● What to produce
Go through the material and write it all out exactly, minus the pictures.

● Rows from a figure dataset
************
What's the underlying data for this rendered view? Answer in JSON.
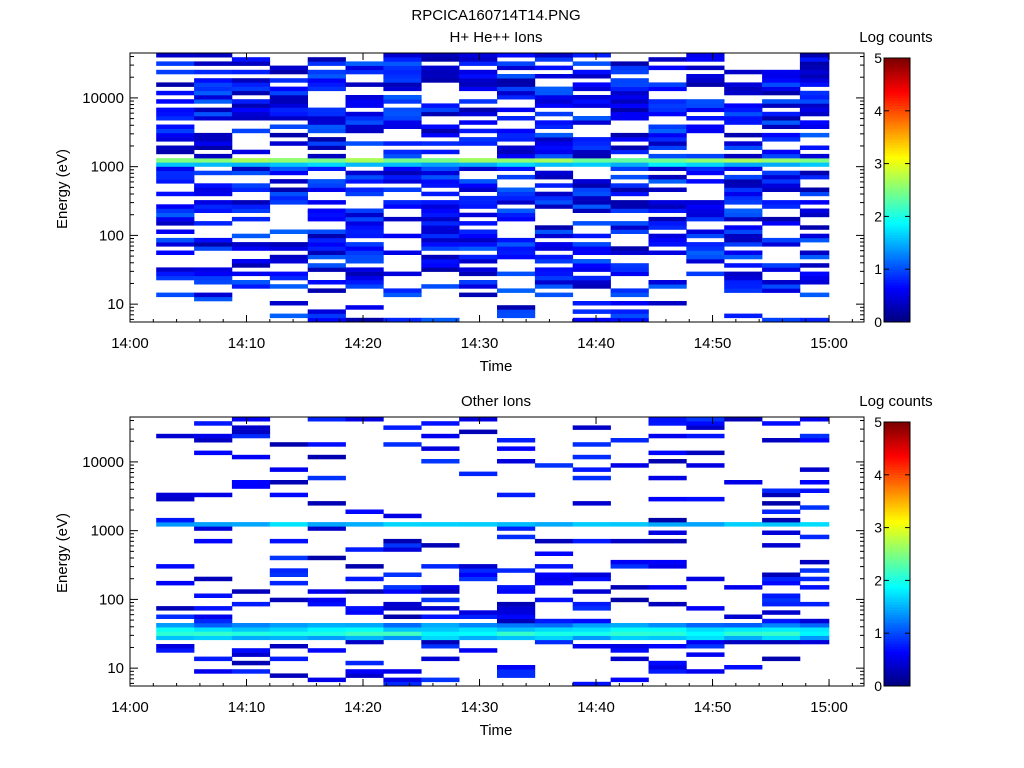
{
  "figure": {
    "title": "RPCICA160714T14.PNG"
  },
  "chart_data": [
    {
      "type": "heatmap",
      "title": "H+ He++ Ions",
      "xlabel": "Time",
      "ylabel": "Energy (eV)",
      "x_tick_labels": [
        "14:00",
        "14:10",
        "14:20",
        "14:30",
        "14:40",
        "14:50",
        "15:00"
      ],
      "xlim": [
        "14:00",
        "15:03"
      ],
      "y_scale": "log",
      "ylim": [
        5.5,
        45000
      ],
      "y_tick_labels": [
        "10",
        "100",
        "1000",
        "10000"
      ],
      "colorbar": {
        "label": "Log counts",
        "range": [
          0,
          5
        ],
        "tick_labels": [
          "0",
          "1",
          "2",
          "3",
          "4",
          "5"
        ],
        "colormap": "jet"
      },
      "time_bins": [
        "14:02:15",
        "14:05:30",
        "14:08:45",
        "14:12:00",
        "14:15:15",
        "14:18:30",
        "14:21:45",
        "14:25:00",
        "14:28:15",
        "14:31:30",
        "14:34:45",
        "14:38:00",
        "14:41:15",
        "14:44:30",
        "14:47:45",
        "14:51:00",
        "14:54:15",
        "14:57:30",
        "15:00:00"
      ],
      "energy_range_ev": [
        5.5,
        45000
      ],
      "dense_energy_range_ev": [
        17,
        45000
      ],
      "sparse_energy_range_ev": [
        5.5,
        17
      ],
      "fill_fraction": 0.62,
      "features": [
        {
          "energy_ev": 1220,
          "width_ev": [
            1060,
            1400
          ],
          "log_counts": 2.7,
          "description_note": ""
        }
      ],
      "background_log_counts": [
        0.2,
        1.1
      ]
    },
    {
      "type": "heatmap",
      "title": "Other Ions",
      "xlabel": "Time",
      "ylabel": "Energy (eV)",
      "x_tick_labels": [
        "14:00",
        "14:10",
        "14:20",
        "14:30",
        "14:40",
        "14:50",
        "15:00"
      ],
      "xlim": [
        "14:00",
        "15:03"
      ],
      "y_scale": "log",
      "ylim": [
        5.5,
        45000
      ],
      "y_tick_labels": [
        "10",
        "100",
        "1000",
        "10000"
      ],
      "colorbar": {
        "label": "Log counts",
        "range": [
          0,
          5
        ],
        "tick_labels": [
          "0",
          "1",
          "2",
          "3",
          "4",
          "5"
        ],
        "colormap": "jet"
      },
      "time_bins": [
        "14:02:15",
        "14:05:30",
        "14:08:45",
        "14:12:00",
        "14:15:15",
        "14:18:30",
        "14:21:45",
        "14:25:00",
        "14:28:15",
        "14:31:30",
        "14:34:45",
        "14:38:00",
        "14:41:15",
        "14:44:30",
        "14:47:45",
        "14:51:00",
        "14:54:15",
        "14:57:30",
        "15:00:00"
      ],
      "energy_range_ev": [
        5.5,
        45000
      ],
      "dense_energy_range_ev": [
        17,
        320
      ],
      "sparse_energy_range_ev": [
        320,
        45000
      ],
      "fill_fraction": 0.35,
      "features": [
        {
          "energy_ev": 1230,
          "width_ev": [
            1080,
            1420
          ],
          "log_counts": 1.6,
          "description_note": ""
        },
        {
          "energy_ev": 33,
          "width_ev": [
            25,
            44
          ],
          "log_counts": 2.1,
          "description_note": ""
        }
      ],
      "background_log_counts": [
        0.2,
        0.9
      ]
    }
  ]
}
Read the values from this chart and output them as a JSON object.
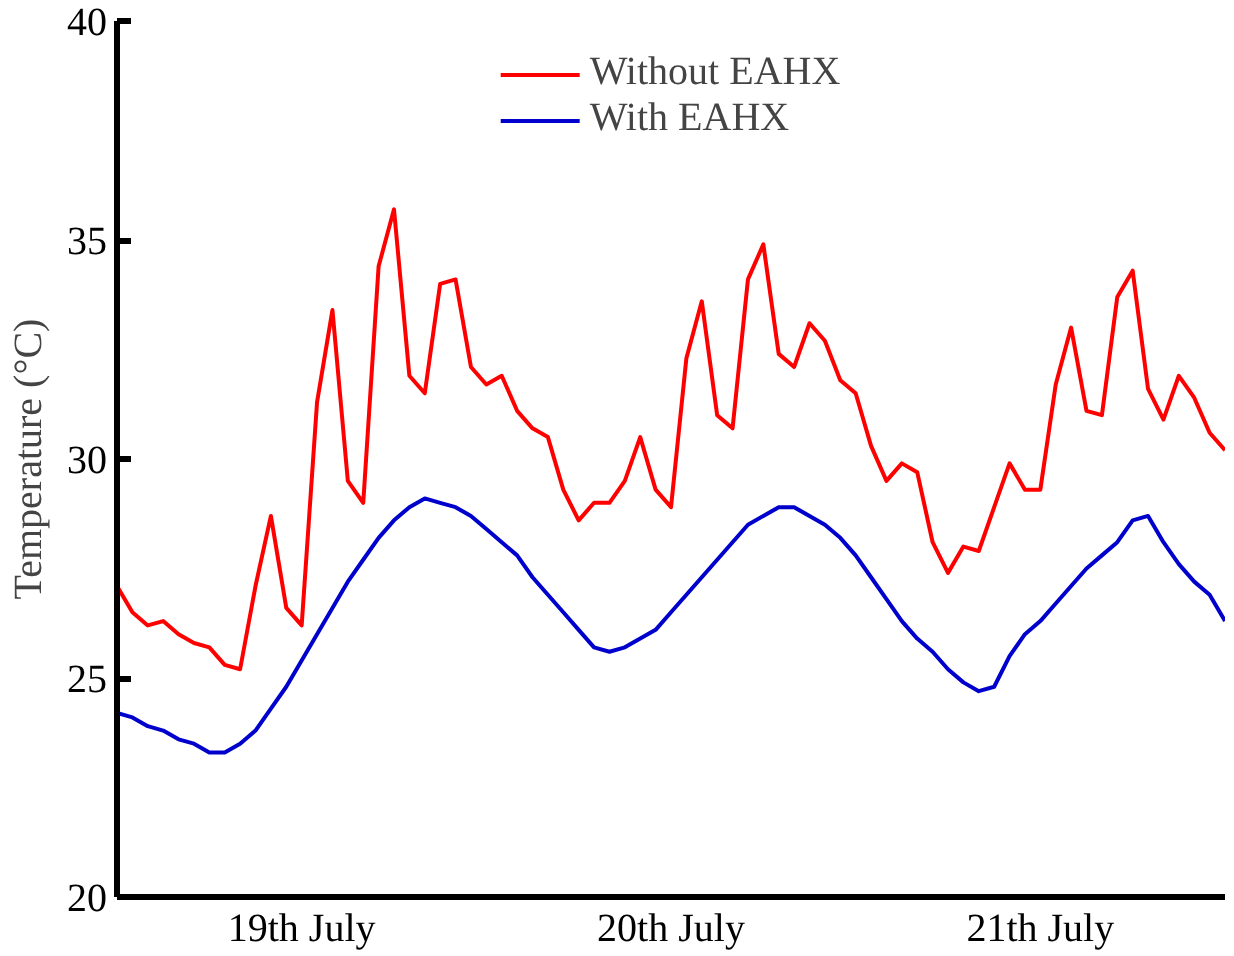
************
● Solved problem
What's the underlying data for this rendered view? Answer in JSON.
{
  "figure": {
    "title": "RPCICA160714T14.PNG"
  },
  "chart_data": [
    {
      "type": "heatmap",
      "title": "H+ He++ Ions",
      "xlabel": "Time",
      "ylabel": "Energy (eV)",
      "x_tick_labels": [
        "14:00",
        "14:10",
        "14:20",
        "14:30",
        "14:40",
        "14:50",
        "15:00"
      ],
      "xlim": [
        "14:00",
        "15:03"
      ],
      "y_scale": "log",
      "ylim": [
        5.5,
        45000
      ],
      "y_tick_labels": [
        "10",
        "100",
        "1000",
        "10000"
      ],
      "colorbar": {
        "label": "Log counts",
        "range": [
          0,
          5
        ],
        "tick_labels": [
          "0",
          "1",
          "2",
          "3",
          "4",
          "5"
        ],
        "colormap": "jet"
      },
      "time_bins": [
        "14:02:15",
        "14:05:30",
        "14:08:45",
        "14:12:00",
        "14:15:15",
        "14:18:30",
        "14:21:45",
        "14:25:00",
        "14:28:15",
        "14:31:30",
        "14:34:45",
        "14:38:00",
        "14:41:15",
        "14:44:30",
        "14:47:45",
        "14:51:00",
        "14:54:15",
        "14:57:30",
        "15:00:00"
      ],
      "energy_range_ev": [
        5.5,
        45000
      ],
      "dense_energy_range_ev": [
        17,
        45000
      ],
      "sparse_energy_range_ev": [
        5.5,
        17
      ],
      "fill_fraction": 0.62,
      "features": [
        {
          "energy_ev": 1220,
          "width_ev": [
            1060,
            1400
          ],
          "log_counts": 2.7,
          "description_note": ""
        }
      ],
      "background_log_counts": [
        0.2,
        1.1
      ]
    },
    {
      "type": "heatmap",
      "title": "Other Ions",
      "xlabel": "Time",
      "ylabel": "Energy (eV)",
      "x_tick_labels": [
        "14:00",
        "14:10",
        "14:20",
        "14:30",
        "14:40",
        "14:50",
        "15:00"
      ],
      "xlim": [
        "14:00",
        "15:03"
      ],
      "y_scale": "log",
      "ylim": [
        5.5,
        45000
      ],
      "y_tick_labels": [
        "10",
        "100",
        "1000",
        "10000"
      ],
      "colorbar": {
        "label": "Log counts",
        "range": [
          0,
          5
        ],
        "tick_labels": [
          "0",
          "1",
          "2",
          "3",
          "4",
          "5"
        ],
        "colormap": "jet"
      },
      "time_bins": [
        "14:02:15",
        "14:05:30",
        "14:08:45",
        "14:12:00",
        "14:15:15",
        "14:18:30",
        "14:21:45",
        "14:25:00",
        "14:28:15",
        "14:31:30",
        "14:34:45",
        "14:38:00",
        "14:41:15",
        "14:44:30",
        "14:47:45",
        "14:51:00",
        "14:54:15",
        "14:57:30",
        "15:00:00"
      ],
      "energy_range_ev": [
        5.5,
        45000
      ],
      "dense_energy_range_ev": [
        17,
        320
      ],
      "sparse_energy_range_ev": [
        320,
        45000
      ],
      "fill_fraction": 0.35,
      "features": [
        {
          "energy_ev": 1230,
          "width_ev": [
            1080,
            1420
          ],
          "log_counts": 1.6,
          "description_note": ""
        },
        {
          "energy_ev": 33,
          "width_ev": [
            25,
            44
          ],
          "log_counts": 2.1,
          "description_note": ""
        }
      ],
      "background_log_counts": [
        0.2,
        0.9
      ]
    }
  ]
}
Read the values from this chart and output them as a JSON object.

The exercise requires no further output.